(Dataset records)
==============================
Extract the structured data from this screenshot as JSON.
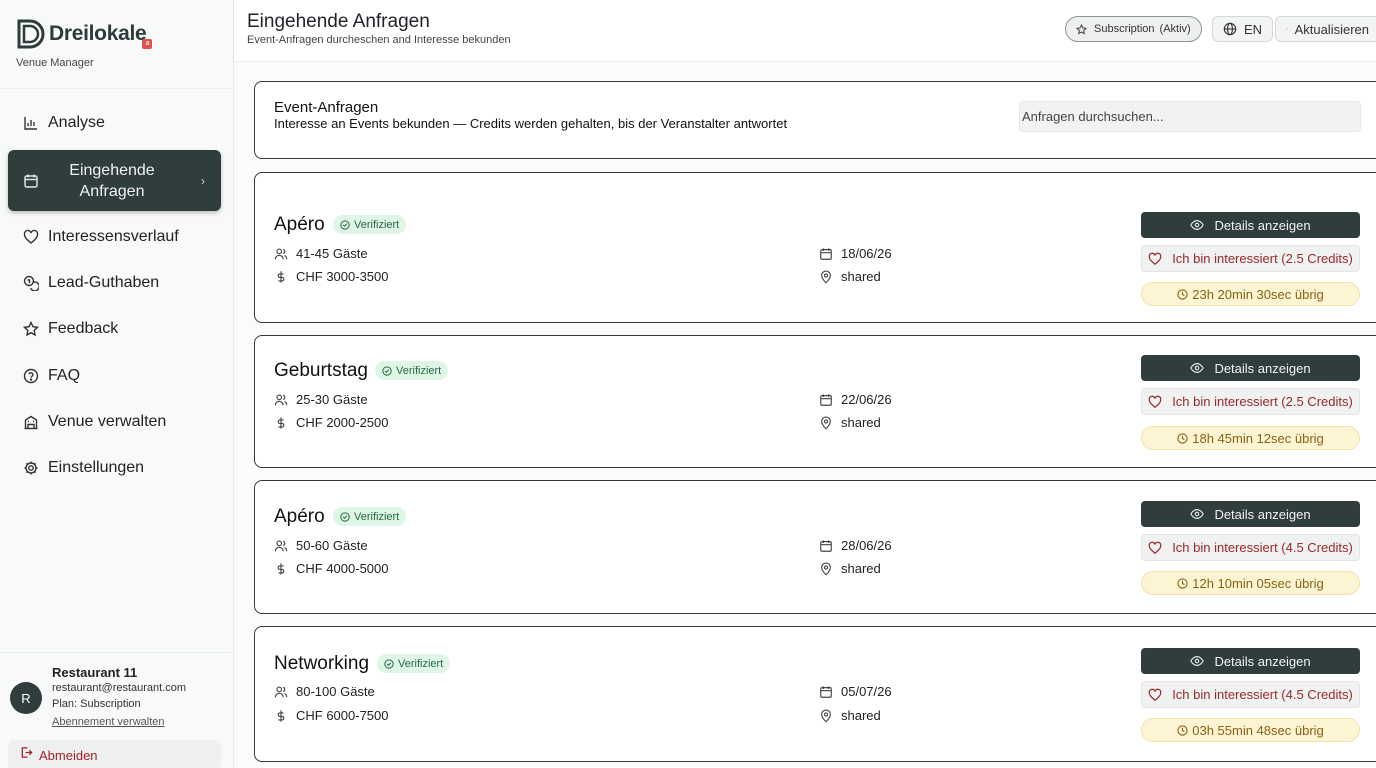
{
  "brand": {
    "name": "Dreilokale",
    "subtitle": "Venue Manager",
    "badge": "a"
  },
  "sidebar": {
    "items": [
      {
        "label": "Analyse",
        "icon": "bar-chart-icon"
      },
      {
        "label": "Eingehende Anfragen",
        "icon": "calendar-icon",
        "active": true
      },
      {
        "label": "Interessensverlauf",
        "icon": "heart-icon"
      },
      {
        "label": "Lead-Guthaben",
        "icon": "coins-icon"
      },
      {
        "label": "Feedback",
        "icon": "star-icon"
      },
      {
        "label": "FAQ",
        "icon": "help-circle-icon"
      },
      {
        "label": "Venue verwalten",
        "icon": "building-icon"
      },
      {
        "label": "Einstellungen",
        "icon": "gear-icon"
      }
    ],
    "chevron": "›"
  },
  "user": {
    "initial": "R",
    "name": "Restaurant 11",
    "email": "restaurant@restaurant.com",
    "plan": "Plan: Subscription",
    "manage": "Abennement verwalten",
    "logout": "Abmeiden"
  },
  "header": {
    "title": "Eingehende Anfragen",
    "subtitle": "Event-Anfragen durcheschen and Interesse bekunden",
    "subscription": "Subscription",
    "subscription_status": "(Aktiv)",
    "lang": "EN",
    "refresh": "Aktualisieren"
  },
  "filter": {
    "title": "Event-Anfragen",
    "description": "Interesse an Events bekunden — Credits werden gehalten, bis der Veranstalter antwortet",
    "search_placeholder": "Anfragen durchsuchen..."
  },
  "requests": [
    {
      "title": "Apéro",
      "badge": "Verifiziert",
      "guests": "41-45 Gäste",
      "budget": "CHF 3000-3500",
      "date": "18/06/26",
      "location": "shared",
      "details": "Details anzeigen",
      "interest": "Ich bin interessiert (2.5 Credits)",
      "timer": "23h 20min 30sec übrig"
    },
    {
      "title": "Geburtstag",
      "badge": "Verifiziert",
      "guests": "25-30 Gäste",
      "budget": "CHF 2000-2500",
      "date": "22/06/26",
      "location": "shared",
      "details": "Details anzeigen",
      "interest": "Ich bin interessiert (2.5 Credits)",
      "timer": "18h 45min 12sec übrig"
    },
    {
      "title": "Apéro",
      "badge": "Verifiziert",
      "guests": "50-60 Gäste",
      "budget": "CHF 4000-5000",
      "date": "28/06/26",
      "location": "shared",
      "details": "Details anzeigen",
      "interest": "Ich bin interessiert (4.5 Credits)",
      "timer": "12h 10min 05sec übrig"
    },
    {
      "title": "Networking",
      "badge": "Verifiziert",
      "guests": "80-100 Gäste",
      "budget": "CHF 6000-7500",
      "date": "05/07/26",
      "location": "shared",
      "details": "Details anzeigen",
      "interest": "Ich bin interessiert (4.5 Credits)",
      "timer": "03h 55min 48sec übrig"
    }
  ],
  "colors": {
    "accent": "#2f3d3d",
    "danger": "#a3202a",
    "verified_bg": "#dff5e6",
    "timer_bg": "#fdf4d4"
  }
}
==============================
AIM OF THE TASK:
Pictures are to be left out; all else in the entries above is to be quoted exactly.

COMPLETE ANSWER:
Extract the structured data from this screenshot as JSON.
{
  "brand": {
    "name": "Dreilokale",
    "subtitle": "Venue Manager",
    "badge": "a"
  },
  "sidebar": {
    "items": [
      {
        "label": "Analyse",
        "icon": "bar-chart-icon"
      },
      {
        "label": "Eingehende Anfragen",
        "icon": "calendar-icon",
        "active": true
      },
      {
        "label": "Interessensverlauf",
        "icon": "heart-icon"
      },
      {
        "label": "Lead-Guthaben",
        "icon": "coins-icon"
      },
      {
        "label": "Feedback",
        "icon": "star-icon"
      },
      {
        "label": "FAQ",
        "icon": "help-circle-icon"
      },
      {
        "label": "Venue verwalten",
        "icon": "building-icon"
      },
      {
        "label": "Einstellungen",
        "icon": "gear-icon"
      }
    ],
    "chevron": "›"
  },
  "user": {
    "initial": "R",
    "name": "Restaurant 11",
    "email": "restaurant@restaurant.com",
    "plan": "Plan: Subscription",
    "manage": "Abennement verwalten",
    "logout": "Abmeiden"
  },
  "header": {
    "title": "Eingehende Anfragen",
    "subtitle": "Event-Anfragen durcheschen and Interesse bekunden",
    "subscription": "Subscription",
    "subscription_status": "(Aktiv)",
    "lang": "EN",
    "refresh": "Aktualisieren"
  },
  "filter": {
    "title": "Event-Anfragen",
    "description": "Interesse an Events bekunden — Credits werden gehalten, bis der Veranstalter antwortet",
    "search_placeholder": "Anfragen durchsuchen..."
  },
  "requests": [
    {
      "title": "Apéro",
      "badge": "Verifiziert",
      "guests": "41-45 Gäste",
      "budget": "CHF 3000-3500",
      "date": "18/06/26",
      "location": "shared",
      "details": "Details anzeigen",
      "interest": "Ich bin interessiert (2.5 Credits)",
      "timer": "23h 20min 30sec übrig"
    },
    {
      "title": "Geburtstag",
      "badge": "Verifiziert",
      "guests": "25-30 Gäste",
      "budget": "CHF 2000-2500",
      "date": "22/06/26",
      "location": "shared",
      "details": "Details anzeigen",
      "interest": "Ich bin interessiert (2.5 Credits)",
      "timer": "18h 45min 12sec übrig"
    },
    {
      "title": "Apéro",
      "badge": "Verifiziert",
      "guests": "50-60 Gäste",
      "budget": "CHF 4000-5000",
      "date": "28/06/26",
      "location": "shared",
      "details": "Details anzeigen",
      "interest": "Ich bin interessiert (4.5 Credits)",
      "timer": "12h 10min 05sec übrig"
    },
    {
      "title": "Networking",
      "badge": "Verifiziert",
      "guests": "80-100 Gäste",
      "budget": "CHF 6000-7500",
      "date": "05/07/26",
      "location": "shared",
      "details": "Details anzeigen",
      "interest": "Ich bin interessiert (4.5 Credits)",
      "timer": "03h 55min 48sec übrig"
    }
  ],
  "colors": {
    "accent": "#2f3d3d",
    "danger": "#a3202a",
    "verified_bg": "#dff5e6",
    "timer_bg": "#fdf4d4"
  }
}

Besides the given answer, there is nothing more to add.